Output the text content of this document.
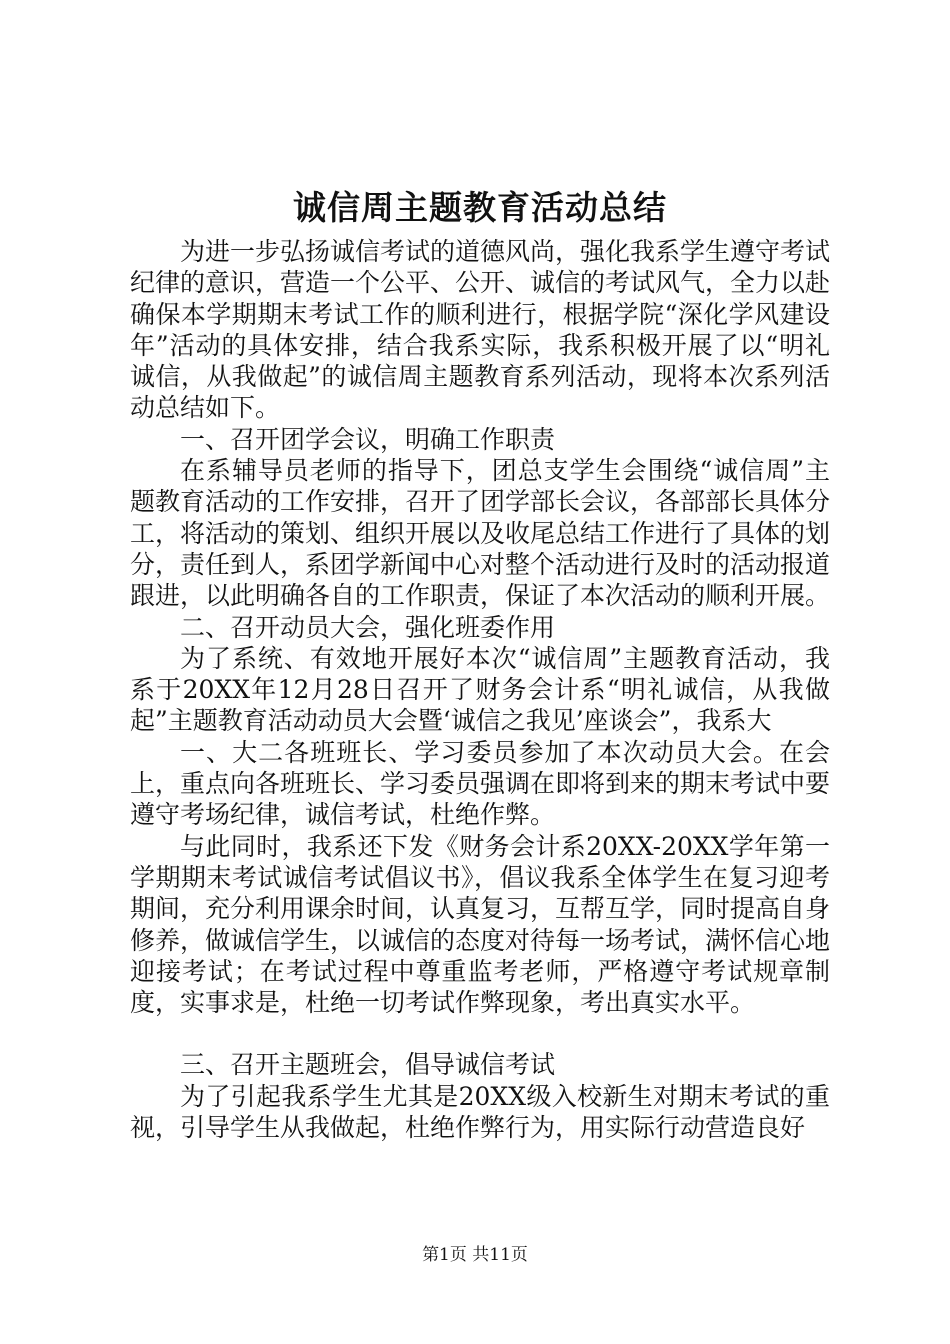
诚信周主题教育活动总结

为进一步弘扬诚信考试的道德风尚，强化我系学生遵守考试纪律的意识，营造一个公平、公开、诚信的考试风气，全力以赴确保本学期期末考试工作的顺利进行，根据学院“深化学风建设年”活动的具体安排，结合我系实际，我系积极开展了以“明礼诚信，从我做起”的诚信周主题教育系列活动，现将本次系列活动总结如下。

一、召开团学会议，明确工作职责

在系辅导员老师的指导下，团总支学生会围绕“诚信周”主题教育活动的工作安排，召开了团学部长会议，各部部长具体分工，将活动的策划、组织开展以及收尾总结工作进行了具体的划分，责任到人，系团学新闻中心对整个活动进行及时的活动报道跟进，以此明确各自的工作职责，保证了本次活动的顺利开展。

二、召开动员大会，强化班委作用

为了系统、有效地开展好本次“诚信周”主题教育活动，我系于20XX年12月28日召开了财务会计系“明礼诚信，从我做起”主题教育活动动员大会暨‘诚信之我见’座谈会”，我系大

一、大二各班班长、学习委员参加了本次动员大会。在会上，重点向各班班长、学习委员强调在即将到来的期末考试中要遵守考场纪律，诚信考试，杜绝作弊。

与此同时，我系还下发《财务会计系20XX-20XX学年第一学期期末考试诚信考试倡议书》，倡议我系全体学生在复习迎考期间，充分利用课余时间，认真复习，互帮互学，同时提高自身修养，做诚信学生，以诚信的态度对待每一场考试，满怀信心地迎接考试；在考试过程中尊重监考老师，严格遵守考试规章制度，实事求是，杜绝一切考试作弊现象，考出真实水平。

三、召开主题班会，倡导诚信考试

为了引起我系学生尤其是20XX级入校新生对期末考试的重视，引导学生从我做起，杜绝作弊行为，用实际行动营造良好

第1页 共11页
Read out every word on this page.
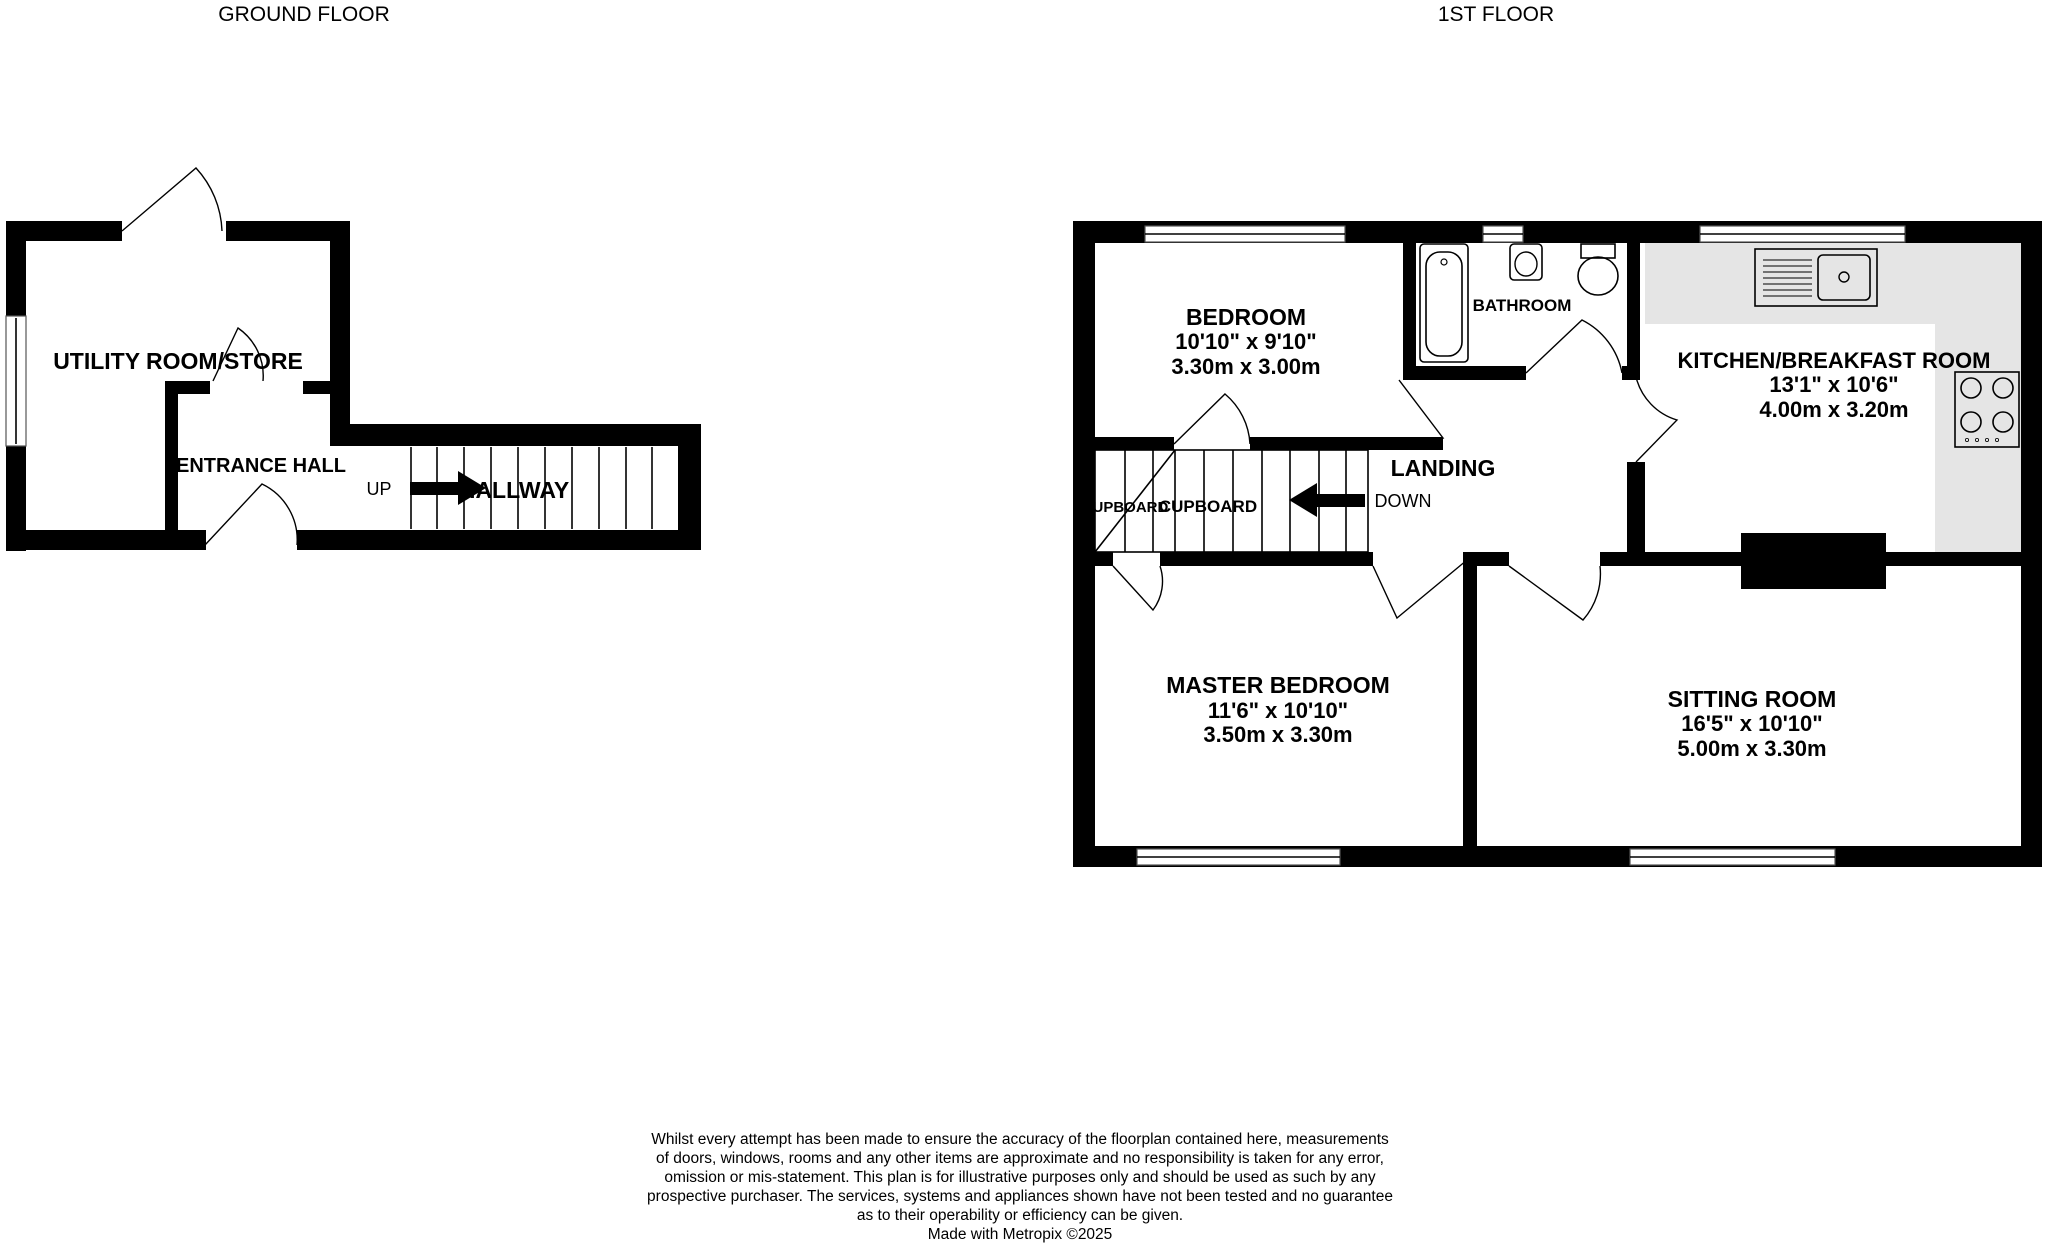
GROUND FLOOR
UTILITY ROOM/STORE
ENTRANCE HALL
UP	HALLWAY
1ST FLOOR
BEDROOM
10'10" x 9'10"
3.30m x 3.00m
BATHROOM
KITCHEN/BREAKFAST ROOM
13'1" x 10'6"
4.00m x 3.20m
LANDING
DOWN
CUPBOARD
CUPBOARD
MASTER BEDROOM
11'6" x 10'10"
3.50m x 3.30m
SITTING ROOM
16'5" x 10'10"
5.00m x 3.30m
Whilst every attempt has been made to ensure the accuracy of the floorplan contained here, measurements
of doors, windows, rooms and any other items are approximate and no responsibility is taken for any error,
omission or mis-statement. This plan is for illustrative purposes only and should be used as such by any
prospective purchaser. The services, systems and appliances shown have not been tested and no guarantee
as to their operability or efficiency can be given.
Made with Metropix ©2025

+ + + +

Quote the material word for word, dropping any images it holds.

Output the text content of this document.
诚信周主题教育活动总结

为进一步弘扬诚信考试的道德风尚，强化我系学生遵守考试纪律的意识，营造一个公平、公开、诚信的考试风气，全力以赴确保本学期期末考试工作的顺利进行，根据学院“深化学风建设年”活动的具体安排，结合我系实际，我系积极开展了以“明礼诚信，从我做起”的诚信周主题教育系列活动，现将本次系列活动总结如下。

一、召开团学会议，明确工作职责

在系辅导员老师的指导下，团总支学生会围绕“诚信周”主题教育活动的工作安排，召开了团学部长会议，各部部长具体分工，将活动的策划、组织开展以及收尾总结工作进行了具体的划分，责任到人，系团学新闻中心对整个活动进行及时的活动报道跟进，以此明确各自的工作职责，保证了本次活动的顺利开展。

二、召开动员大会，强化班委作用

为了系统、有效地开展好本次“诚信周”主题教育活动，我系于20XX年12月28日召开了财务会计系“明礼诚信，从我做起”主题教育活动动员大会暨‘诚信之我见’座谈会”，我系大

一、大二各班班长、学习委员参加了本次动员大会。在会上，重点向各班班长、学习委员强调在即将到来的期末考试中要遵守考场纪律，诚信考试，杜绝作弊。

与此同时，我系还下发《财务会计系20XX-20XX学年第一学期期末考试诚信考试倡议书》，倡议我系全体学生在复习迎考期间，充分利用课余时间，认真复习，互帮互学，同时提高自身修养，做诚信学生，以诚信的态度对待每一场考试，满怀信心地迎接考试；在考试过程中尊重监考老师，严格遵守考试规章制度，实事求是，杜绝一切考试作弊现象，考出真实水平。

三、召开主题班会，倡导诚信考试

为了引起我系学生尤其是20XX级入校新生对期末考试的重视，引导学生从我做起，杜绝作弊行为，用实际行动营造良好

第1页 共11页
Read out every word on this page.
GROUND FLOOR
UTILITY ROOM/STORE
ENTRANCE HALL
UP	HALLWAY
1ST FLOOR
BEDROOM
10'10" x 9'10"
3.30m x 3.00m
BATHROOM
KITCHEN/BREAKFAST ROOM
13'1" x 10'6"
4.00m x 3.20m
LANDING
DOWN
CUPBOARD
CUPBOARD
MASTER BEDROOM
11'6" x 10'10"
3.50m x 3.30m
SITTING ROOM
16'5" x 10'10"
5.00m x 3.30m
Whilst every attempt has been made to ensure the accuracy of the floorplan contained here, measurements
of doors, windows, rooms and any other items are approximate and no responsibility is taken for any error,
omission or mis-statement. This plan is for illustrative purposes only and should be used as such by any
prospective purchaser. The services, systems and appliances shown have not been tested and no guarantee
as to their operability or efficiency can be given.
Made with Metropix ©2025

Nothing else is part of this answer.